## THE EXERCISE
Report every line in the listing below where the string "title" shows up.

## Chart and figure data
>> Begin
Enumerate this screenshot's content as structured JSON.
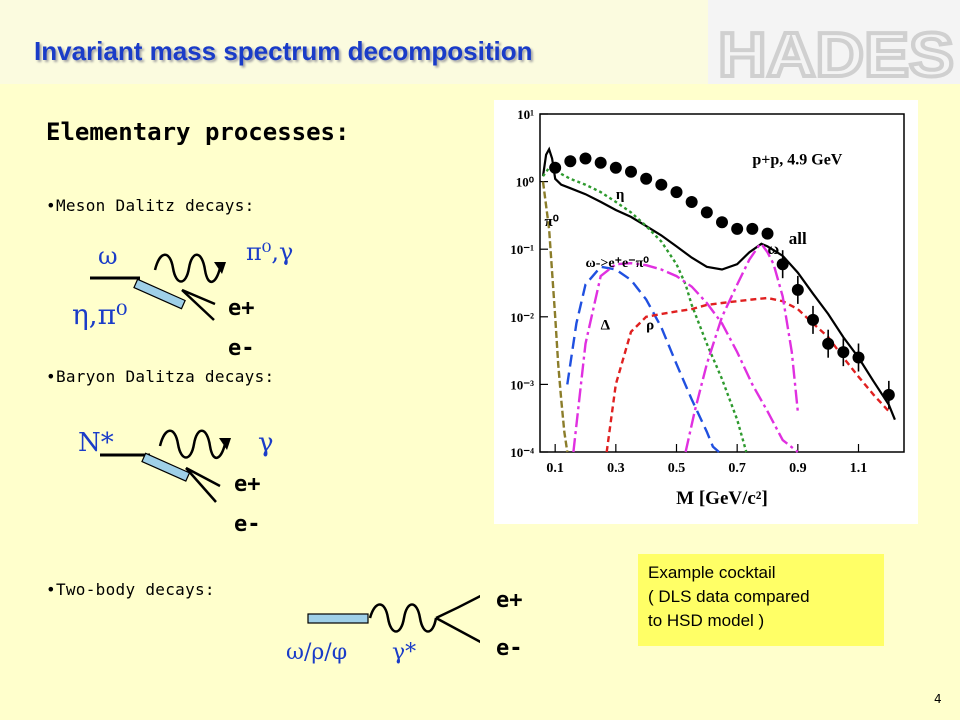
{
  "header": {
    "title": "Invariant mass spectrum decomposition",
    "logo_text": "HADES"
  },
  "section": {
    "heading": "Elementary processes:",
    "bullets": [
      "Meson Dalitz decays:",
      "Baryon Dalitza decays:",
      "Two-body decays:"
    ]
  },
  "diagrams": {
    "meson": {
      "parent": "ω",
      "spectators": "η,π⁰",
      "photon": "π⁰,γ",
      "lepton_plus": "e+",
      "lepton_minus": "e-"
    },
    "baryon": {
      "parent": "N*",
      "photon": "γ",
      "lepton_plus": "e+",
      "lepton_minus": "e-"
    },
    "twobody": {
      "parent": "ω/ρ/φ",
      "photon": "γ*",
      "lepton_plus": "e+",
      "lepton_minus": "e-"
    }
  },
  "colors": {
    "symbol": "#1a3cc8",
    "title": "#1a3cc8",
    "note_bg": "#ffff66"
  },
  "chart_data": {
    "type": "line",
    "xlabel": "M [GeV/c²]",
    "ylabel": "",
    "yscale": "log",
    "xlim": [
      0.05,
      1.25
    ],
    "ylim": [
      0.0001,
      10
    ],
    "x_ticks": [
      "0.1",
      "0.3",
      "0.5",
      "0.7",
      "0.9",
      "1.1"
    ],
    "y_ticks": [
      "10⁻⁴",
      "10⁻³",
      "10⁻²",
      "10⁻¹",
      "10⁰",
      "10¹"
    ],
    "annotations": [
      "p+p, 4.9 GeV",
      "π⁰",
      "η",
      "ω->e⁺e⁻π⁰",
      "Δ",
      "ρ",
      "ω",
      "all"
    ],
    "series": [
      {
        "name": "all",
        "color": "#000000",
        "dash": "solid",
        "x": [
          0.06,
          0.07,
          0.08,
          0.09,
          0.1,
          0.12,
          0.15,
          0.2,
          0.25,
          0.3,
          0.35,
          0.4,
          0.45,
          0.5,
          0.55,
          0.6,
          0.65,
          0.7,
          0.74,
          0.78,
          0.8,
          0.85,
          0.9,
          0.95,
          1.0,
          1.05,
          1.1,
          1.15,
          1.2,
          1.22
        ],
        "y": [
          1.2,
          2.5,
          3.0,
          2.2,
          1.1,
          0.9,
          0.8,
          0.65,
          0.5,
          0.38,
          0.3,
          0.22,
          0.16,
          0.11,
          0.075,
          0.055,
          0.05,
          0.06,
          0.09,
          0.12,
          0.11,
          0.08,
          0.045,
          0.022,
          0.011,
          0.005,
          0.0025,
          0.0011,
          0.0005,
          0.0003
        ]
      },
      {
        "name": "π⁰",
        "color": "#8b7d2a",
        "dash": "7,3",
        "x": [
          0.06,
          0.08,
          0.1,
          0.11,
          0.12,
          0.13,
          0.14
        ],
        "y": [
          1.0,
          0.2,
          0.01,
          0.002,
          0.0006,
          0.0002,
          0.0001
        ]
      },
      {
        "name": "η",
        "color": "#2e9a2e",
        "dash": "3,3",
        "x": [
          0.06,
          0.08,
          0.1,
          0.12,
          0.15,
          0.2,
          0.25,
          0.3,
          0.35,
          0.4,
          0.45,
          0.5,
          0.53,
          0.55,
          0.6,
          0.65,
          0.7,
          0.73
        ],
        "y": [
          1.2,
          1.6,
          1.5,
          1.3,
          1.1,
          0.9,
          0.7,
          0.5,
          0.35,
          0.22,
          0.13,
          0.06,
          0.03,
          0.015,
          0.004,
          0.0012,
          0.0003,
          0.0001
        ]
      },
      {
        "name": "ω->e⁺e⁻π⁰",
        "color": "#2050e0",
        "dash": "12,6",
        "x": [
          0.14,
          0.17,
          0.2,
          0.25,
          0.3,
          0.35,
          0.4,
          0.45,
          0.5,
          0.55,
          0.6,
          0.62,
          0.64
        ],
        "y": [
          0.001,
          0.008,
          0.03,
          0.055,
          0.05,
          0.035,
          0.018,
          0.007,
          0.002,
          0.0006,
          0.0002,
          0.00012,
          0.0001
        ]
      },
      {
        "name": "Δ",
        "color": "#e030e0",
        "dash": "14,4,3,4",
        "x": [
          0.16,
          0.2,
          0.25,
          0.3,
          0.35,
          0.4,
          0.45,
          0.5,
          0.55,
          0.6,
          0.65,
          0.7,
          0.75,
          0.8,
          0.85,
          0.9
        ],
        "y": [
          0.0001,
          0.004,
          0.04,
          0.06,
          0.062,
          0.058,
          0.05,
          0.04,
          0.028,
          0.016,
          0.008,
          0.003,
          0.001,
          0.0004,
          0.00015,
          0.0001
        ]
      },
      {
        "name": "ρ",
        "color": "#e02020",
        "dash": "6,4",
        "x": [
          0.27,
          0.3,
          0.35,
          0.4,
          0.45,
          0.5,
          0.55,
          0.6,
          0.65,
          0.7,
          0.75,
          0.8,
          0.85,
          0.9,
          0.95,
          1.0,
          1.05,
          1.1,
          1.15,
          1.2
        ],
        "y": [
          0.0001,
          0.001,
          0.006,
          0.01,
          0.011,
          0.012,
          0.013,
          0.015,
          0.016,
          0.017,
          0.018,
          0.019,
          0.017,
          0.013,
          0.008,
          0.005,
          0.0025,
          0.0013,
          0.0007,
          0.0004
        ]
      },
      {
        "name": "ω",
        "color": "#e030e0",
        "dash": "14,4,3,4",
        "x": [
          0.53,
          0.56,
          0.6,
          0.65,
          0.7,
          0.74,
          0.77,
          0.78,
          0.8,
          0.82,
          0.85,
          0.88,
          0.9
        ],
        "y": [
          0.0001,
          0.0004,
          0.002,
          0.01,
          0.03,
          0.07,
          0.11,
          0.12,
          0.09,
          0.06,
          0.02,
          0.003,
          0.0004
        ]
      }
    ],
    "data_points": {
      "x": [
        0.1,
        0.15,
        0.2,
        0.25,
        0.3,
        0.35,
        0.4,
        0.45,
        0.5,
        0.55,
        0.6,
        0.65,
        0.7,
        0.75,
        0.8,
        0.85,
        0.9,
        0.95,
        1.0,
        1.05,
        1.1,
        1.2
      ],
      "y": [
        1.6,
        2.0,
        2.2,
        1.9,
        1.6,
        1.4,
        1.1,
        0.9,
        0.7,
        0.5,
        0.35,
        0.25,
        0.2,
        0.2,
        0.17,
        0.06,
        0.025,
        0.009,
        0.004,
        0.003,
        0.0025,
        0.0007
      ]
    }
  },
  "note": {
    "lines": [
      "Example cocktail",
      "( DLS data compared",
      "to HSD model )"
    ]
  },
  "page_number": "4"
}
>> End
## ANSWER TO THE TASK
    "title": "Invariant mass spectrum decomposition",
    "title": "#1a3cc8",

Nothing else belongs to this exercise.